Items listed in a dataset
########

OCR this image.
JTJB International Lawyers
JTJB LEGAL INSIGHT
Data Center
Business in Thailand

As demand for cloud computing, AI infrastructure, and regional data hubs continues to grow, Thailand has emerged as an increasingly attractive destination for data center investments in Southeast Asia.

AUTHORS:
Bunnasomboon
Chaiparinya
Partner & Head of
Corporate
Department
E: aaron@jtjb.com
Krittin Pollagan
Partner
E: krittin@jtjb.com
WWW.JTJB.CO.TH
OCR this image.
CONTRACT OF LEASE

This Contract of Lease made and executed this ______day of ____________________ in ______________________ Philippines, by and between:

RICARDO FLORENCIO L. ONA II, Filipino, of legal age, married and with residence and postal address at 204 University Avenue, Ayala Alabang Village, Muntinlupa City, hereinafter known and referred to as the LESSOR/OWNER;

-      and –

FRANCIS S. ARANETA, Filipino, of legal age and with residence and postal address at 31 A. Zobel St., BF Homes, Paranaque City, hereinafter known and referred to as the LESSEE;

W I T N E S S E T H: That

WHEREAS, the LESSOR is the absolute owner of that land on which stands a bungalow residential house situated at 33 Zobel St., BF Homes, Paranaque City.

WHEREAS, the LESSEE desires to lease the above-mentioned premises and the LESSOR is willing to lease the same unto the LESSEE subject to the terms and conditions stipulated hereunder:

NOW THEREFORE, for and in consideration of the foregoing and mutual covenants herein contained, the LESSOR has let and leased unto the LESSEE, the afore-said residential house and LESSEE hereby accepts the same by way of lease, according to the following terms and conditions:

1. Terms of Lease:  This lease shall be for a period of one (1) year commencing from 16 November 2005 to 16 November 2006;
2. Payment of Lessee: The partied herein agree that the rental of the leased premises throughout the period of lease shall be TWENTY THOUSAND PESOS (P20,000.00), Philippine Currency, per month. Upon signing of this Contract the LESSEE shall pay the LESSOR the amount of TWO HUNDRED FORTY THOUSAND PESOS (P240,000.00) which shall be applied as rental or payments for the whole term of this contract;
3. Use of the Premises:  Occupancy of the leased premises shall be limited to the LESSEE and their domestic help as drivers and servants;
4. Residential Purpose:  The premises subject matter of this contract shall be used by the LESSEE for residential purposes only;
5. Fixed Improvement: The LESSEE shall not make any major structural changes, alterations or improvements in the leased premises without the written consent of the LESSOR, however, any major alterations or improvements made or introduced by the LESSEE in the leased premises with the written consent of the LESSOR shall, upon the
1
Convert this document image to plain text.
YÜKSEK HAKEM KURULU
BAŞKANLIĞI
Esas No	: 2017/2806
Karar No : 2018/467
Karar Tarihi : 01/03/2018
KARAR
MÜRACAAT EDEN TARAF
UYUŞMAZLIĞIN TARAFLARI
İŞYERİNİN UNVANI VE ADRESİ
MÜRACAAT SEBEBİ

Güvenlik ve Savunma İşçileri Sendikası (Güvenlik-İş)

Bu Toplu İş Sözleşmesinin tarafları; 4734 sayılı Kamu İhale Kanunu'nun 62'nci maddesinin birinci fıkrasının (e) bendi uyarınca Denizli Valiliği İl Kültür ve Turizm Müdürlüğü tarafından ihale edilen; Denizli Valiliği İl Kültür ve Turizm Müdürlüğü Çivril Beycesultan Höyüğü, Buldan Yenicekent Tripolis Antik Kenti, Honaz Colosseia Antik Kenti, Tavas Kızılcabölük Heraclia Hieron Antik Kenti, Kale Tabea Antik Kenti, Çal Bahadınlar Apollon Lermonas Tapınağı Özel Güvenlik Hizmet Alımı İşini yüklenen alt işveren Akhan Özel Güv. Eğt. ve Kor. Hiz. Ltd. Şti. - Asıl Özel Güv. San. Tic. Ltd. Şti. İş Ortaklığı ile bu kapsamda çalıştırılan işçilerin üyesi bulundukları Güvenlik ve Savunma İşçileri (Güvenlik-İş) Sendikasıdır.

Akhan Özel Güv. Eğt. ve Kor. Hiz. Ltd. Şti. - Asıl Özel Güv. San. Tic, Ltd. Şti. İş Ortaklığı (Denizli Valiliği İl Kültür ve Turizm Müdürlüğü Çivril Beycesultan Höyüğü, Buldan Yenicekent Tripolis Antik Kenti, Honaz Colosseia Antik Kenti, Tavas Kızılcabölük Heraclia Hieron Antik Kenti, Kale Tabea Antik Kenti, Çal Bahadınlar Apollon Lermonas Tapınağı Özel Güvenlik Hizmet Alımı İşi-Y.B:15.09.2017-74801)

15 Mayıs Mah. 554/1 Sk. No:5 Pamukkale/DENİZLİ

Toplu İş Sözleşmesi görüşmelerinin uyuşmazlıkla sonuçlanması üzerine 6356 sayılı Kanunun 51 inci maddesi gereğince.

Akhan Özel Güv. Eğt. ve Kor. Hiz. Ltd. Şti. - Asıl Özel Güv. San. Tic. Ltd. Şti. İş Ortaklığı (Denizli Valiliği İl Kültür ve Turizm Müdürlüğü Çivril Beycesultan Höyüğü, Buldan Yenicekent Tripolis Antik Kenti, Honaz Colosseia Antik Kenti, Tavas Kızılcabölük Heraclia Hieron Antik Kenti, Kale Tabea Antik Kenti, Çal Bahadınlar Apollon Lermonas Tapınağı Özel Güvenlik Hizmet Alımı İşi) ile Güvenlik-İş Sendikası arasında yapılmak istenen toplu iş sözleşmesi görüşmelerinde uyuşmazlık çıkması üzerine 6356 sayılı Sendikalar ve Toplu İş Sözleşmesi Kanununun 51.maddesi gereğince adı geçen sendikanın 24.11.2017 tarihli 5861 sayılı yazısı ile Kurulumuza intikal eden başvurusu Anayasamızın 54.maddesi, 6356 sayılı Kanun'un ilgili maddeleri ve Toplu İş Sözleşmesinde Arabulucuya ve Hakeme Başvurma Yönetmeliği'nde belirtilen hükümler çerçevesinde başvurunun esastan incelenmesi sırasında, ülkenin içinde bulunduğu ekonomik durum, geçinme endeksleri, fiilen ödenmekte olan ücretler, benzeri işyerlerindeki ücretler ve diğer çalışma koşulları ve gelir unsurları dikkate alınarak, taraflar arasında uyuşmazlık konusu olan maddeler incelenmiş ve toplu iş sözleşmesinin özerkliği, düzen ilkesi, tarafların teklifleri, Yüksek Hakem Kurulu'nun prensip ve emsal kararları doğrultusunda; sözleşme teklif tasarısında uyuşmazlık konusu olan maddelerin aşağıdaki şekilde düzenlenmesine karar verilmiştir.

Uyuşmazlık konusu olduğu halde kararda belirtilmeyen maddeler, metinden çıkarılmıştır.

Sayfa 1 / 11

########

» Stated task
Check each line above for the string "Filipino" and show the ones that have it.

» The output
RICARDO FLORENCIO L. ONA II, Filipino, of legal age, married and with residence and postal address at 204 University Avenue, Ayala Alabang Village, Muntinlupa City, hereinafter known and referred to as the LESSOR/OWNER;
FRANCIS S. ARANETA, Filipino, of legal age and with residence and postal address at 31 A. Zobel St., BF Homes, Paranaque City, hereinafter known and referred to as the LESSEE;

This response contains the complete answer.